* begin Input *

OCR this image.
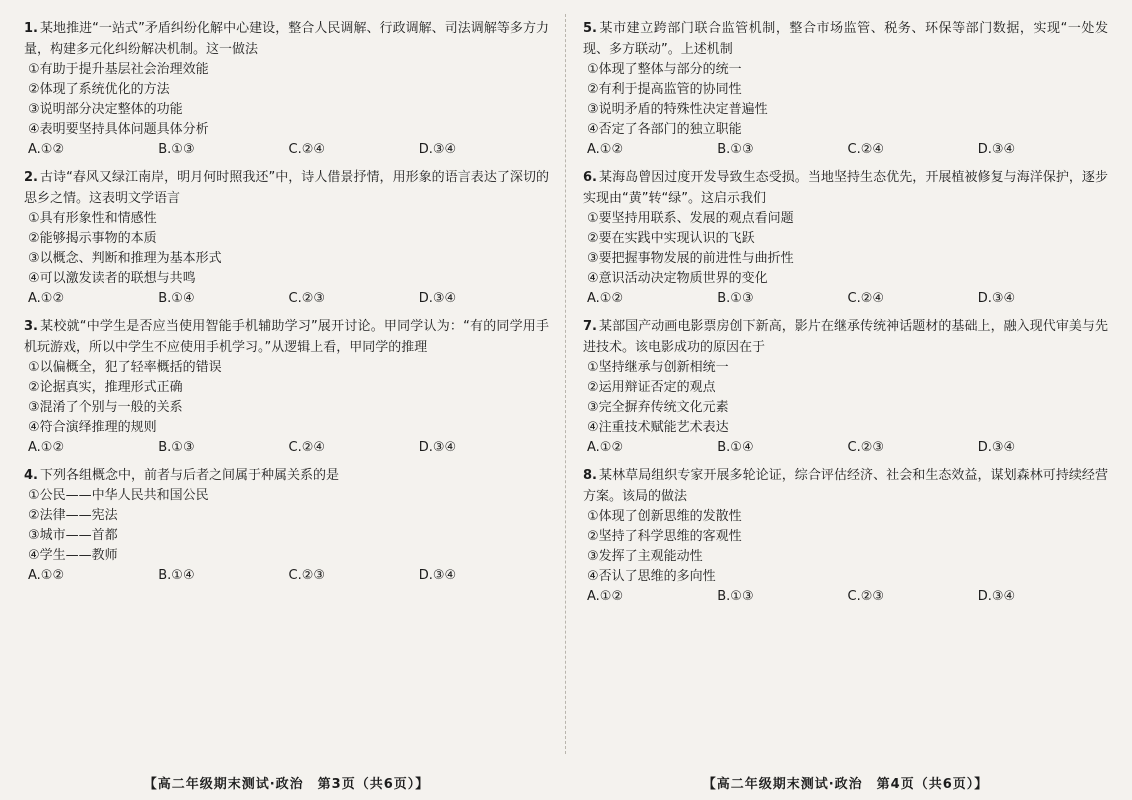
1. 某地推进“一站式”矛盾纠纷化解中心建设，整合人民调解、行政调解、司法调解等多方力量，构建多元化纠纷解决机制。这一做法
①有助于提升基层社会治理效能
②体现了系统优化的方法
③说明部分决定整体的功能
④表明要坚持具体问题具体分析
A.①②	B.①③	C.②④	D.③④
2. 古诗“春风又绿江南岸，明月何时照我还”中，诗人借景抒情，用形象的语言表达了深切的思乡之情。这表明文学语言
①具有形象性和情感性
②能够揭示事物的本质
③以概念、判断和推理为基本形式
④可以激发读者的联想与共鸣
A.①②	B.①④	C.②③	D.③④
3. 某校就“中学生是否应当使用智能手机辅助学习”展开讨论。甲同学认为：“有的同学用手机玩游戏，所以中学生不应使用手机学习。”从逻辑上看，甲同学的推理
①以偏概全，犯了轻率概括的错误
②论据真实，推理形式正确
③混淆了个别与一般的关系
④符合演绎推理的规则
A.①②	B.①③	C.②④	D.③④
4. 下列各组概念中，前者与后者之间属于种属关系的是
①公民——中华人民共和国公民
②法律——宪法
③城市——首都
④学生——教师
A.①②	B.①④	C.②③	D.③④
【高二年级期末测试·政治　第3页（共6页）】
5. 某市建立跨部门联合监管机制，整合市场监管、税务、环保等部门数据，实现“一处发现、多方联动”。上述机制
①体现了整体与部分的统一
②有利于提高监管的协同性
③说明矛盾的特殊性决定普遍性
④否定了各部门的独立职能
A.①②	B.①③	C.②④	D.③④
6. 某海岛曾因过度开发导致生态受损。当地坚持生态优先，开展植被修复与海洋保护，逐步实现由“黄”转“绿”。这启示我们
①要坚持用联系、发展的观点看问题
②要在实践中实现认识的飞跃
③要把握事物发展的前进性与曲折性
④意识活动决定物质世界的变化
A.①②	B.①③	C.②④	D.③④
7. 某部国产动画电影票房创下新高，影片在继承传统神话题材的基础上，融入现代审美与先进技术。该电影成功的原因在于
①坚持继承与创新相统一
②运用辩证否定的观点
③完全摒弃传统文化元素
④注重技术赋能艺术表达
A.①②	B.①④	C.②③	D.③④
8. 某林草局组织专家开展多轮论证，综合评估经济、社会和生态效益，谋划森林可持续经营方案。该局的做法
①体现了创新思维的发散性
②坚持了科学思维的客观性
③发挥了主观能动性
④否认了思维的多向性
A.①②	B.①③	C.②③	D.③④
【高二年级期末测试·政治　第4页（共6页）】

* end Input *

Task instructions:
The records above must be echoed exactly, minus their pictures.

Expected answer:
OCR this image.
1. 某地推进“一站式”矛盾纠纷化解中心建设，整合人民调解、行政调解、司法调解等多方力量，构建多元化纠纷解决机制。这一做法
①有助于提升基层社会治理效能
②体现了系统优化的方法
③说明部分决定整体的功能
④表明要坚持具体问题具体分析
A.①②	B.①③	C.②④	D.③④
2. 古诗“春风又绿江南岸，明月何时照我还”中，诗人借景抒情，用形象的语言表达了深切的思乡之情。这表明文学语言
①具有形象性和情感性
②能够揭示事物的本质
③以概念、判断和推理为基本形式
④可以激发读者的联想与共鸣
A.①②	B.①④	C.②③	D.③④
3. 某校就“中学生是否应当使用智能手机辅助学习”展开讨论。甲同学认为：“有的同学用手机玩游戏，所以中学生不应使用手机学习。”从逻辑上看，甲同学的推理
①以偏概全，犯了轻率概括的错误
②论据真实，推理形式正确
③混淆了个别与一般的关系
④符合演绎推理的规则
A.①②	B.①③	C.②④	D.③④
4. 下列各组概念中，前者与后者之间属于种属关系的是
①公民——中华人民共和国公民
②法律——宪法
③城市——首都
④学生——教师
A.①②	B.①④	C.②③	D.③④
【高二年级期末测试·政治　第3页（共6页）】
5. 某市建立跨部门联合监管机制，整合市场监管、税务、环保等部门数据，实现“一处发现、多方联动”。上述机制
①体现了整体与部分的统一
②有利于提高监管的协同性
③说明矛盾的特殊性决定普遍性
④否定了各部门的独立职能
A.①②	B.①③	C.②④	D.③④
6. 某海岛曾因过度开发导致生态受损。当地坚持生态优先，开展植被修复与海洋保护，逐步实现由“黄”转“绿”。这启示我们
①要坚持用联系、发展的观点看问题
②要在实践中实现认识的飞跃
③要把握事物发展的前进性与曲折性
④意识活动决定物质世界的变化
A.①②	B.①③	C.②④	D.③④
7. 某部国产动画电影票房创下新高，影片在继承传统神话题材的基础上，融入现代审美与先进技术。该电影成功的原因在于
①坚持继承与创新相统一
②运用辩证否定的观点
③完全摒弃传统文化元素
④注重技术赋能艺术表达
A.①②	B.①④	C.②③	D.③④
8. 某林草局组织专家开展多轮论证，综合评估经济、社会和生态效益，谋划森林可持续经营方案。该局的做法
①体现了创新思维的发散性
②坚持了科学思维的客观性
③发挥了主观能动性
④否认了思维的多向性
A.①②	B.①③	C.②③	D.③④
【高二年级期末测试·政治　第4页（共6页）】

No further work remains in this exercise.